### [Records to process]
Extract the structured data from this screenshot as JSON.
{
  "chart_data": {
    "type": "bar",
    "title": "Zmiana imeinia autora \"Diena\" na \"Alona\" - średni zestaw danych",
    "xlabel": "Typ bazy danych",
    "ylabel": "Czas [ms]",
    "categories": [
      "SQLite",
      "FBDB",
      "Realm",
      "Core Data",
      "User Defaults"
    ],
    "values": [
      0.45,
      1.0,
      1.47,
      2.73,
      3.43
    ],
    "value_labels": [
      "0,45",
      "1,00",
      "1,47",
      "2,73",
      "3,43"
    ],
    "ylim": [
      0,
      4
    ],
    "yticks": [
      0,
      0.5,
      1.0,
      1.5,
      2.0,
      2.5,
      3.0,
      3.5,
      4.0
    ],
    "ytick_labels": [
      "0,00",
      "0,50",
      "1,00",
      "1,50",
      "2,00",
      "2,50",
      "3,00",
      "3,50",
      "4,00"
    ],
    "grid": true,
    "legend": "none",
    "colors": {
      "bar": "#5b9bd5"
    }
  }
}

### [Goal]
Go through the listing and copy all of it exactly.

### [Answer to this exercise]
Extract the structured data from this screenshot as JSON.
{
  "chart_data": {
    "type": "bar",
    "title": "Zmiana imeinia autora \"Diena\" na \"Alona\" - średni zestaw danych",
    "xlabel": "Typ bazy danych",
    "ylabel": "Czas [ms]",
    "categories": [
      "SQLite",
      "FBDB",
      "Realm",
      "Core Data",
      "User Defaults"
    ],
    "values": [
      0.45,
      1.0,
      1.47,
      2.73,
      3.43
    ],
    "value_labels": [
      "0,45",
      "1,00",
      "1,47",
      "2,73",
      "3,43"
    ],
    "ylim": [
      0,
      4
    ],
    "yticks": [
      0,
      0.5,
      1.0,
      1.5,
      2.0,
      2.5,
      3.0,
      3.5,
      4.0
    ],
    "ytick_labels": [
      "0,00",
      "0,50",
      "1,00",
      "1,50",
      "2,00",
      "2,50",
      "3,00",
      "3,50",
      "4,00"
    ],
    "grid": true,
    "legend": "none",
    "colors": {
      "bar": "#5b9bd5"
    }
  }
}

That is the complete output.